_Given task_
Copy out each line in the material below that has the word "slope".
[Exercise data start]
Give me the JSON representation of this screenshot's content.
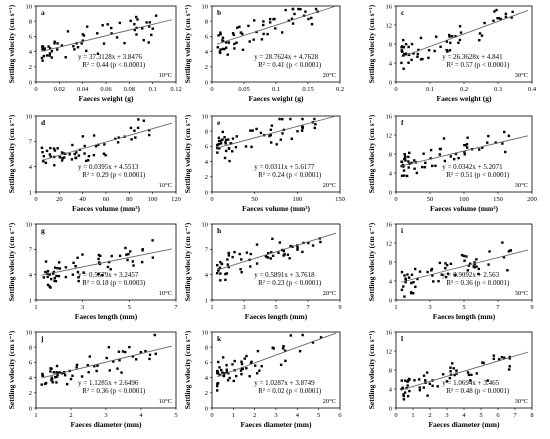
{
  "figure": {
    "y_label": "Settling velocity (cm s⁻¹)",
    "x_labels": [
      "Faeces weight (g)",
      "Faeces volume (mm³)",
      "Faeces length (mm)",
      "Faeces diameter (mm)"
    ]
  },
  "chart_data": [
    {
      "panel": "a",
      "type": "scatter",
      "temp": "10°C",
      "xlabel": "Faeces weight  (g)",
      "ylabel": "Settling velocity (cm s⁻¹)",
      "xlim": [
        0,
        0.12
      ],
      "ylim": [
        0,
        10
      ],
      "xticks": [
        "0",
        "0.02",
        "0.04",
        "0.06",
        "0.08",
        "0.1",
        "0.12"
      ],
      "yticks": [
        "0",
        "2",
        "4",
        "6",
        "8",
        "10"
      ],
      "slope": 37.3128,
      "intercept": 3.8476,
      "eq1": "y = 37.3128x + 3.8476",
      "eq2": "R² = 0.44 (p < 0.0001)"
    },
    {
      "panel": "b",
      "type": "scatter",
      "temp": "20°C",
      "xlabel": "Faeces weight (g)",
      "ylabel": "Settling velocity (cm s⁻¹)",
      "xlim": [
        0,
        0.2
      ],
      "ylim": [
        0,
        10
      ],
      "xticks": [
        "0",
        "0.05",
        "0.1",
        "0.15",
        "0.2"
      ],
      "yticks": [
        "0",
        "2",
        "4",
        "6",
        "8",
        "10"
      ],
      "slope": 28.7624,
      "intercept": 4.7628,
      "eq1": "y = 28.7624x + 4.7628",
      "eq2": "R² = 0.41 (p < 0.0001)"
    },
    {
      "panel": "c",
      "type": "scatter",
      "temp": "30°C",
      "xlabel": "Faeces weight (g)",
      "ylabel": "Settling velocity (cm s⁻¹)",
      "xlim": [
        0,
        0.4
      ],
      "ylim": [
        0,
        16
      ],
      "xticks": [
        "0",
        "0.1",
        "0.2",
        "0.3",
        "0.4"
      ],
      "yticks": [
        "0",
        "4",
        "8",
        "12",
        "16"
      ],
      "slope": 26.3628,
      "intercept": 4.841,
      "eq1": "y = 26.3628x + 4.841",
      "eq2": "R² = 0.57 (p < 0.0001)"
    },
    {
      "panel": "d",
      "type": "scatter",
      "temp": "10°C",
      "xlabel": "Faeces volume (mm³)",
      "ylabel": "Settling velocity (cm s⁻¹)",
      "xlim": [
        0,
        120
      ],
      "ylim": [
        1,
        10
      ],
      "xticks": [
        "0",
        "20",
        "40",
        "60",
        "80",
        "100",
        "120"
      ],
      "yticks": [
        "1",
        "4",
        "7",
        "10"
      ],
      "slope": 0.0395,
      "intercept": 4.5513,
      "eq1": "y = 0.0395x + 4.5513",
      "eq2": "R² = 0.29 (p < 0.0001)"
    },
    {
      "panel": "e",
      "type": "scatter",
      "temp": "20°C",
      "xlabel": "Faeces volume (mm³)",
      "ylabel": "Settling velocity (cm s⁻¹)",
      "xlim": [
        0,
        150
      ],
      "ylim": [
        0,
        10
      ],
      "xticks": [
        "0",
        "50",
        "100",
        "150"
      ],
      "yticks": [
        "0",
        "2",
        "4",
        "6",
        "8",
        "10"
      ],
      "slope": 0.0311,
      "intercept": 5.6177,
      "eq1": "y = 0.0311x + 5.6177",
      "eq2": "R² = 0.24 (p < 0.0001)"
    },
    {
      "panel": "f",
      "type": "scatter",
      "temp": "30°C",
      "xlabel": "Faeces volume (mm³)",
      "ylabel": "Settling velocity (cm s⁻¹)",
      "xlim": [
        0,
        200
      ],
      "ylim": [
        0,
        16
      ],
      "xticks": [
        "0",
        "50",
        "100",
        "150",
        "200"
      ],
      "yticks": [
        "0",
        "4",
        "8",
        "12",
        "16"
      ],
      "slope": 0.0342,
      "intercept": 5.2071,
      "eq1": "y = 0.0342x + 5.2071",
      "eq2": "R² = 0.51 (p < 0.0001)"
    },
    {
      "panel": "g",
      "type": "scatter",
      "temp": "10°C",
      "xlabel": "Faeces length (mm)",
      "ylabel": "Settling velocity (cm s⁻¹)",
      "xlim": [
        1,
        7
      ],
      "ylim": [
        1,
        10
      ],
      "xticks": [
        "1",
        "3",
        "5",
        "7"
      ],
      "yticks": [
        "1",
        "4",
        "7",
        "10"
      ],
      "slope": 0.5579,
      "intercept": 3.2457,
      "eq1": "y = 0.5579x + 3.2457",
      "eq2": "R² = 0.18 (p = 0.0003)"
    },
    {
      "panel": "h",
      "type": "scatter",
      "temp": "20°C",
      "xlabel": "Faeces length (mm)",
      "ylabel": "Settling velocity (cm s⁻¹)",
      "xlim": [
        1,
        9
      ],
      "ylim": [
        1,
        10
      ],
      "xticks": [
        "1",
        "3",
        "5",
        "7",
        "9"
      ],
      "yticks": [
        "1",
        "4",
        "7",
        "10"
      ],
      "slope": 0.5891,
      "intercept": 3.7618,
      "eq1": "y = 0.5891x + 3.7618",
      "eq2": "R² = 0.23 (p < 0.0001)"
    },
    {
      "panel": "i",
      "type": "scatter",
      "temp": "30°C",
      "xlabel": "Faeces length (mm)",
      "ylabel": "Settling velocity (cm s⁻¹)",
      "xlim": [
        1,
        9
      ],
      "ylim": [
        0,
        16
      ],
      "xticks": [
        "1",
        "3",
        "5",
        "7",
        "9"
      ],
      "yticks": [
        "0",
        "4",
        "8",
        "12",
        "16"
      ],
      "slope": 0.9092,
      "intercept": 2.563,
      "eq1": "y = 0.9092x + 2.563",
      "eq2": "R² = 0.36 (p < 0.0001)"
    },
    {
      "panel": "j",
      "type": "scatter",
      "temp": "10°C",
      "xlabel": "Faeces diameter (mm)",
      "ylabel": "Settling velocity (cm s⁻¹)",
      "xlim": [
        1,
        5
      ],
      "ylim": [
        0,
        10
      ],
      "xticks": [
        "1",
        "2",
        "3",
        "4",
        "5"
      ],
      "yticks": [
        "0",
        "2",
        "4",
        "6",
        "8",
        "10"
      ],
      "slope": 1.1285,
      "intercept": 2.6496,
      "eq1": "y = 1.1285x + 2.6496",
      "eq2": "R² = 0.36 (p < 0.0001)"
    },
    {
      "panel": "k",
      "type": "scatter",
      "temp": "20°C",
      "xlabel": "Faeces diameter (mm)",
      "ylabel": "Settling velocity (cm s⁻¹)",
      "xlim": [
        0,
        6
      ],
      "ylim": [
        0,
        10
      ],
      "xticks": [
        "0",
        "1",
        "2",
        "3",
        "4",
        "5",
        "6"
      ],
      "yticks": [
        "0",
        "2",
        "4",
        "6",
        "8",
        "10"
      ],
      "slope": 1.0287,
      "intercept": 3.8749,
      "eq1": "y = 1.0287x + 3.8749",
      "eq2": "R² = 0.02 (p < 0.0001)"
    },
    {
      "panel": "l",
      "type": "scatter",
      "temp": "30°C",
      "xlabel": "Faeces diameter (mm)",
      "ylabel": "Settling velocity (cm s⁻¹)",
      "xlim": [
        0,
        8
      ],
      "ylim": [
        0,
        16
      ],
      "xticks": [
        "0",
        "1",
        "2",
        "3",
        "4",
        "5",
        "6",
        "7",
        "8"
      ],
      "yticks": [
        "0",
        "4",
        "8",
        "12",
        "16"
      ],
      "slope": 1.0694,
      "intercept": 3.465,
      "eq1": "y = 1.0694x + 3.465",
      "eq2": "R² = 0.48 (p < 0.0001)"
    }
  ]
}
[Exercise data end]
_Result_
      "slope": 37.3128,
      "slope": 28.7624,
      "slope": 26.3628,
      "slope": 0.0395,
      "slope": 0.0311,
      "slope": 0.0342,
      "slope": 0.5579,
      "slope": 0.5891,
      "slope": 0.9092,
      "slope": 1.1285,
      "slope": 1.0287,
      "slope": 1.0694,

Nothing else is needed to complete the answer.